## Exercise description
Check each line of the records below and collect those that include the word "работают".

━━━━━ Records supplied ━━━━━

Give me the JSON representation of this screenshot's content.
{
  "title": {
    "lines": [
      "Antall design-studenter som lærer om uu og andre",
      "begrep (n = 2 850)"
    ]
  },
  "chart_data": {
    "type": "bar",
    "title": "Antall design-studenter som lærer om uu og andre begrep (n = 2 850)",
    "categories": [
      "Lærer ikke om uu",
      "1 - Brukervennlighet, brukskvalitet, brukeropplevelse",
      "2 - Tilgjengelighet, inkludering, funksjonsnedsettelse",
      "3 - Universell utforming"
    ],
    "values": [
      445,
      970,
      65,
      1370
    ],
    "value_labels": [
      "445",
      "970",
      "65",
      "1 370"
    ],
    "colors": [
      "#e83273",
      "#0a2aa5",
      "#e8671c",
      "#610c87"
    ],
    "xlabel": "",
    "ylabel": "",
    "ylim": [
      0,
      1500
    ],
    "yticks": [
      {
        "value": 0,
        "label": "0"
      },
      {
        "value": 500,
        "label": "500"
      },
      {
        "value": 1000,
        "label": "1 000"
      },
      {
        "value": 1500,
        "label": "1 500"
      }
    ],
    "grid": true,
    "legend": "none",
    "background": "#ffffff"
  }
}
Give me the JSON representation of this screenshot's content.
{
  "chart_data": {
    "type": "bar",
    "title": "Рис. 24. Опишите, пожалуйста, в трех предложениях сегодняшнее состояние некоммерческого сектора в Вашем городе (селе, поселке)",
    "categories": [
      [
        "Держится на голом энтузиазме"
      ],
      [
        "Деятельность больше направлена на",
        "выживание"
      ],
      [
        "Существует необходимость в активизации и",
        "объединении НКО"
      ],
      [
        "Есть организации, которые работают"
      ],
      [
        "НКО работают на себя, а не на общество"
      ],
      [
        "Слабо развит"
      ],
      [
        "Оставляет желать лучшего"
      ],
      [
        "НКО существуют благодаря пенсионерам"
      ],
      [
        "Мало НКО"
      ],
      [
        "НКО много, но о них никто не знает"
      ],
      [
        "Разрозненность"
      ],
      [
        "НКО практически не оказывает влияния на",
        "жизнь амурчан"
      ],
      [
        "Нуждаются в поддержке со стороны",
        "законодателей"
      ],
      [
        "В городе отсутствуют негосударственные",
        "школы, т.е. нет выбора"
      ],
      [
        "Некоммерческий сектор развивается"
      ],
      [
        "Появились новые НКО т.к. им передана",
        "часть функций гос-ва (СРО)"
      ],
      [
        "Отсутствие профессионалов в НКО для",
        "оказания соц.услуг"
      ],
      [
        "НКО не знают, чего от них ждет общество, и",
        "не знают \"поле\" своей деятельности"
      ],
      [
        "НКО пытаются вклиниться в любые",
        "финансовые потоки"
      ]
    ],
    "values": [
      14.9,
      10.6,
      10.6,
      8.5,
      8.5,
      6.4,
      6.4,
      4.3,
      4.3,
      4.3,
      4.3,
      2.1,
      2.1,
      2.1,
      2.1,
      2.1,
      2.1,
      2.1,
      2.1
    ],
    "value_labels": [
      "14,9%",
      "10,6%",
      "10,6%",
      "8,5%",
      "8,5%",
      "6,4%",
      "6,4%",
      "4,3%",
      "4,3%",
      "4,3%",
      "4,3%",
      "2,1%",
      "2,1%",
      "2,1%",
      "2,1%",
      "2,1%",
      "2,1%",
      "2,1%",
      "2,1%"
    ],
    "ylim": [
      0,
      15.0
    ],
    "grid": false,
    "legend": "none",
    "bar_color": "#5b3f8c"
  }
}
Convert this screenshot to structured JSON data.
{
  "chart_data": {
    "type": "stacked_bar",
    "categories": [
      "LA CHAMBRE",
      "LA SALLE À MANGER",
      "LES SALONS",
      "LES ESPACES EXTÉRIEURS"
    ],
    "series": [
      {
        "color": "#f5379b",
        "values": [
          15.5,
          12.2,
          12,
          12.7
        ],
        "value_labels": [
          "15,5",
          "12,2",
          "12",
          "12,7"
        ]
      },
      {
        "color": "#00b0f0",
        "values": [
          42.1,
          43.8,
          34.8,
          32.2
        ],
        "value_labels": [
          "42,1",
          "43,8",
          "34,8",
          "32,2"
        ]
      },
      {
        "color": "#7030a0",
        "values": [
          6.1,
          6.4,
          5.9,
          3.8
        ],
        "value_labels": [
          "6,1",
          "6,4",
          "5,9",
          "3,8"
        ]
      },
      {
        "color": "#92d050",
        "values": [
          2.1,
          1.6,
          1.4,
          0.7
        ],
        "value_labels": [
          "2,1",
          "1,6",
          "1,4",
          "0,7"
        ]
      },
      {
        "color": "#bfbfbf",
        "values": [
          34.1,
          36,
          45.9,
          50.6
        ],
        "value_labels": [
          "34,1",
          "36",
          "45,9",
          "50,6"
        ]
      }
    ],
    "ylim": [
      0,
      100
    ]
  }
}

━━━━━

## Correct response
        "Есть организации, которые работают"
        "НКО работают на себя, а не на общество"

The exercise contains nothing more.